§ **What to do**: How many of the lines below hold the word "SILVER"? Answer only with the number.

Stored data
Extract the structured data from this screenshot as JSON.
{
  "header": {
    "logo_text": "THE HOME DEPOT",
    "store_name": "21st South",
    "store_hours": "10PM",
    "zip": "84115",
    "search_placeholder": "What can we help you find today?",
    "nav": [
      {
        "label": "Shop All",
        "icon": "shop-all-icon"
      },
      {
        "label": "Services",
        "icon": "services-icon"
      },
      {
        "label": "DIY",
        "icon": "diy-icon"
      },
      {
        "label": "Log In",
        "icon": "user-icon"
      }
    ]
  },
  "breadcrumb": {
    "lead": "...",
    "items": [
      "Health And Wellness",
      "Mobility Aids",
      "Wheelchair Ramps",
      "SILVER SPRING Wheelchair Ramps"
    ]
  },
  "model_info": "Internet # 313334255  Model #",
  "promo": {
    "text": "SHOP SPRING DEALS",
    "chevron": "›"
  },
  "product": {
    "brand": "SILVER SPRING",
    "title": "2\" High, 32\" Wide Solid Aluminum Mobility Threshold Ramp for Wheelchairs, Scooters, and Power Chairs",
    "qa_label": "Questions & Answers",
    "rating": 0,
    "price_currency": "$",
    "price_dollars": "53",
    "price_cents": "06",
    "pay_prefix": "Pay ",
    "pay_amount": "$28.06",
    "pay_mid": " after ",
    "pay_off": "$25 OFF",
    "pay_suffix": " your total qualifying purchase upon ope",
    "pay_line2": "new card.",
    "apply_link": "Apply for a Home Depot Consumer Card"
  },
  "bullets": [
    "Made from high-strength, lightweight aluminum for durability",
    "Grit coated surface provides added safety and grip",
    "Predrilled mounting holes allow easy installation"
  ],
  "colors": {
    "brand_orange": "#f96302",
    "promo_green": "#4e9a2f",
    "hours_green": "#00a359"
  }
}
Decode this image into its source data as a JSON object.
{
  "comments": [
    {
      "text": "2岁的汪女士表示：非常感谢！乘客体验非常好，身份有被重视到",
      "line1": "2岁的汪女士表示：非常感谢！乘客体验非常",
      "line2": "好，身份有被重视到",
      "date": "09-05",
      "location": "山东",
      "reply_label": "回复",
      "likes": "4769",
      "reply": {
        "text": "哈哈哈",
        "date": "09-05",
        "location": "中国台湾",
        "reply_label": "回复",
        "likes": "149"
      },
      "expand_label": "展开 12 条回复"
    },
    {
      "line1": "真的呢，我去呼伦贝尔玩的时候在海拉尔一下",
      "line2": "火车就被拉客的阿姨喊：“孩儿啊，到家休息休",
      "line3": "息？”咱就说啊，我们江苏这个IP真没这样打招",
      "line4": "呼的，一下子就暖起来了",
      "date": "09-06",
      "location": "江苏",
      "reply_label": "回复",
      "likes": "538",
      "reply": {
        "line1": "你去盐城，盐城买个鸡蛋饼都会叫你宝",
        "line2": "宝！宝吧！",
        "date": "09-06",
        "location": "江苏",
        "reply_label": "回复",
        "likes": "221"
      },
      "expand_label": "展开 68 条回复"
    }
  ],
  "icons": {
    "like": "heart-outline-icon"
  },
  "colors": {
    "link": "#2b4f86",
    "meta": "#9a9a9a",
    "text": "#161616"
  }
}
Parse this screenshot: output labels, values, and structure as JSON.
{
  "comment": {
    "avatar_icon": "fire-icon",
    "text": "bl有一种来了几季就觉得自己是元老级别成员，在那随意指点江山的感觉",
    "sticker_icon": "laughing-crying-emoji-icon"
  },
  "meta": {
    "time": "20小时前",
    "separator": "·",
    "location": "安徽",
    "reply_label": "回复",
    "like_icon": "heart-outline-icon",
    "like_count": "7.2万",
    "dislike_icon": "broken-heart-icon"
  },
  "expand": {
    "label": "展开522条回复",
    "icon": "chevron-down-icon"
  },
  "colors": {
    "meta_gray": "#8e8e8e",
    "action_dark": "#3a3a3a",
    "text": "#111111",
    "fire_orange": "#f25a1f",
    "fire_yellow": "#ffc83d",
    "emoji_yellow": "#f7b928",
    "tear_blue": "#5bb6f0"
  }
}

§ **Solution to the exercise**: 2